Collected data entries:
══════

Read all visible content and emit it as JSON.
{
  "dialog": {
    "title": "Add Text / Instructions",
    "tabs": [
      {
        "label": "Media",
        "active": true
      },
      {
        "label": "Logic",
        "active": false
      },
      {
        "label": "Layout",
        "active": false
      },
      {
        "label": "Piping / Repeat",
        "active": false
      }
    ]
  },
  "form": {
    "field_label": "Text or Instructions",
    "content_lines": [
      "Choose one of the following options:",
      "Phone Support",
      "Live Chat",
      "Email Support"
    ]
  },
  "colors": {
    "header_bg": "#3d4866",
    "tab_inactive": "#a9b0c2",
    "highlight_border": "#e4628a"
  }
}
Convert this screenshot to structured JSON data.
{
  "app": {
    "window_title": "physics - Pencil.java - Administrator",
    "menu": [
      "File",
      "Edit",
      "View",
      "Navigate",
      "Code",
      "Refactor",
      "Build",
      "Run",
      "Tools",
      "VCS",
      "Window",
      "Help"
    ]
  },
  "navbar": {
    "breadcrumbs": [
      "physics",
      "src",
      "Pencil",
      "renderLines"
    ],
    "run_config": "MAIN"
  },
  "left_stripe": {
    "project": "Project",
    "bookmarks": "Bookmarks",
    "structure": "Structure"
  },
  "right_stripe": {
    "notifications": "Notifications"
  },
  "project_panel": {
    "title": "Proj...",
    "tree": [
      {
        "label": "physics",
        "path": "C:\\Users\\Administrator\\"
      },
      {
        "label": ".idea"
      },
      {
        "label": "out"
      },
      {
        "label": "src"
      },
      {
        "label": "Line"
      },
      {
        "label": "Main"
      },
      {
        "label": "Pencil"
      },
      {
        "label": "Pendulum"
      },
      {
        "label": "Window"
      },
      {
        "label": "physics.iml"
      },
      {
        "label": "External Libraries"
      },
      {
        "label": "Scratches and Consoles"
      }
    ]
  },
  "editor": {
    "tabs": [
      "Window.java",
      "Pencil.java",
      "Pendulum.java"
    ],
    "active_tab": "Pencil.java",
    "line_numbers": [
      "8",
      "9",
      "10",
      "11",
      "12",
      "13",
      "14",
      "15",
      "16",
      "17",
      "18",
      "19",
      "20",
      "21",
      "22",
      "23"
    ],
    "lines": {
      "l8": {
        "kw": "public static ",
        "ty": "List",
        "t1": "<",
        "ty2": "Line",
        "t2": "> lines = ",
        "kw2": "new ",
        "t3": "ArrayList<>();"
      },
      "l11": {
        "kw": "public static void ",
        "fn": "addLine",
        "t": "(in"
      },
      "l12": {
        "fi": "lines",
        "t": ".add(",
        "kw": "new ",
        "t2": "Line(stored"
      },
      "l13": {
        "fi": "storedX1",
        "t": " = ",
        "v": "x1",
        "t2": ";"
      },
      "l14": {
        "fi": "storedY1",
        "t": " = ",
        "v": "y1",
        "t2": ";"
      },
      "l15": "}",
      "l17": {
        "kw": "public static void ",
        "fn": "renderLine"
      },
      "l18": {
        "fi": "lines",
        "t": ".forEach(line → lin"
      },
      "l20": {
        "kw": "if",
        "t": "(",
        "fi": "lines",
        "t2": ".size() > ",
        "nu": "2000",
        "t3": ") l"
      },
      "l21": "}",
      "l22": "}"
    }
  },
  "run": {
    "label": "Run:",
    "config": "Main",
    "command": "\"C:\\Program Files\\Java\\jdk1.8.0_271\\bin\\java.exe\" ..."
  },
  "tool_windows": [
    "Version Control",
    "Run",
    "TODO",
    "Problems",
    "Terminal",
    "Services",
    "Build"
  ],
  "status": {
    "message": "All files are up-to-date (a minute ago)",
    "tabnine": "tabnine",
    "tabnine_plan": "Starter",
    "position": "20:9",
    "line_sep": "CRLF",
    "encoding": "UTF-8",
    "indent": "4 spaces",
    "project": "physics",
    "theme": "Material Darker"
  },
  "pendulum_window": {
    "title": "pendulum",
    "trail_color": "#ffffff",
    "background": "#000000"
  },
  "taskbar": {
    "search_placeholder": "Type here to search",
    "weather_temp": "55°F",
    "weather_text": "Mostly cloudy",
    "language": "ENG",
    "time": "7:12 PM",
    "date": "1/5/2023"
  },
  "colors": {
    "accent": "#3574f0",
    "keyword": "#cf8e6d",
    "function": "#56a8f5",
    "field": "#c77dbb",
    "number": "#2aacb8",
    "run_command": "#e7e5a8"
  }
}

══════

Goal:
Your task is to print all of the records exactly.

Output for this task:
Read all visible content and emit it as JSON.
{
  "dialog": {
    "title": "Add Text / Instructions",
    "tabs": [
      {
        "label": "Media",
        "active": true
      },
      {
        "label": "Logic",
        "active": false
      },
      {
        "label": "Layout",
        "active": false
      },
      {
        "label": "Piping / Repeat",
        "active": false
      }
    ]
  },
  "form": {
    "field_label": "Text or Instructions",
    "content_lines": [
      "Choose one of the following options:",
      "Phone Support",
      "Live Chat",
      "Email Support"
    ]
  },
  "colors": {
    "header_bg": "#3d4866",
    "tab_inactive": "#a9b0c2",
    "highlight_border": "#e4628a"
  }
}
Convert this screenshot to structured JSON data.
{
  "app": {
    "window_title": "physics - Pencil.java - Administrator",
    "menu": [
      "File",
      "Edit",
      "View",
      "Navigate",
      "Code",
      "Refactor",
      "Build",
      "Run",
      "Tools",
      "VCS",
      "Window",
      "Help"
    ]
  },
  "navbar": {
    "breadcrumbs": [
      "physics",
      "src",
      "Pencil",
      "renderLines"
    ],
    "run_config": "MAIN"
  },
  "left_stripe": {
    "project": "Project",
    "bookmarks": "Bookmarks",
    "structure": "Structure"
  },
  "right_stripe": {
    "notifications": "Notifications"
  },
  "project_panel": {
    "title": "Proj...",
    "tree": [
      {
        "label": "physics",
        "path": "C:\\Users\\Administrator\\"
      },
      {
        "label": ".idea"
      },
      {
        "label": "out"
      },
      {
        "label": "src"
      },
      {
        "label": "Line"
      },
      {
        "label": "Main"
      },
      {
        "label": "Pencil"
      },
      {
        "label": "Pendulum"
      },
      {
        "label": "Window"
      },
      {
        "label": "physics.iml"
      },
      {
        "label": "External Libraries"
      },
      {
        "label": "Scratches and Consoles"
      }
    ]
  },
  "editor": {
    "tabs": [
      "Window.java",
      "Pencil.java",
      "Pendulum.java"
    ],
    "active_tab": "Pencil.java",
    "line_numbers": [
      "8",
      "9",
      "10",
      "11",
      "12",
      "13",
      "14",
      "15",
      "16",
      "17",
      "18",
      "19",
      "20",
      "21",
      "22",
      "23"
    ],
    "lines": {
      "l8": {
        "kw": "public static ",
        "ty": "List",
        "t1": "<",
        "ty2": "Line",
        "t2": "> lines = ",
        "kw2": "new ",
        "t3": "ArrayList<>();"
      },
      "l11": {
        "kw": "public static void ",
        "fn": "addLine",
        "t": "(in"
      },
      "l12": {
        "fi": "lines",
        "t": ".add(",
        "kw": "new ",
        "t2": "Line(stored"
      },
      "l13": {
        "fi": "storedX1",
        "t": " = ",
        "v": "x1",
        "t2": ";"
      },
      "l14": {
        "fi": "storedY1",
        "t": " = ",
        "v": "y1",
        "t2": ";"
      },
      "l15": "}",
      "l17": {
        "kw": "public static void ",
        "fn": "renderLine"
      },
      "l18": {
        "fi": "lines",
        "t": ".forEach(line → lin"
      },
      "l20": {
        "kw": "if",
        "t": "(",
        "fi": "lines",
        "t2": ".size() > ",
        "nu": "2000",
        "t3": ") l"
      },
      "l21": "}",
      "l22": "}"
    }
  },
  "run": {
    "label": "Run:",
    "config": "Main",
    "command": "\"C:\\Program Files\\Java\\jdk1.8.0_271\\bin\\java.exe\" ..."
  },
  "tool_windows": [
    "Version Control",
    "Run",
    "TODO",
    "Problems",
    "Terminal",
    "Services",
    "Build"
  ],
  "status": {
    "message": "All files are up-to-date (a minute ago)",
    "tabnine": "tabnine",
    "tabnine_plan": "Starter",
    "position": "20:9",
    "line_sep": "CRLF",
    "encoding": "UTF-8",
    "indent": "4 spaces",
    "project": "physics",
    "theme": "Material Darker"
  },
  "pendulum_window": {
    "title": "pendulum",
    "trail_color": "#ffffff",
    "background": "#000000"
  },
  "taskbar": {
    "search_placeholder": "Type here to search",
    "weather_temp": "55°F",
    "weather_text": "Mostly cloudy",
    "language": "ENG",
    "time": "7:12 PM",
    "date": "1/5/2023"
  },
  "colors": {
    "accent": "#3574f0",
    "keyword": "#cf8e6d",
    "function": "#56a8f5",
    "field": "#c77dbb",
    "number": "#2aacb8",
    "run_command": "#e7e5a8"
  }
}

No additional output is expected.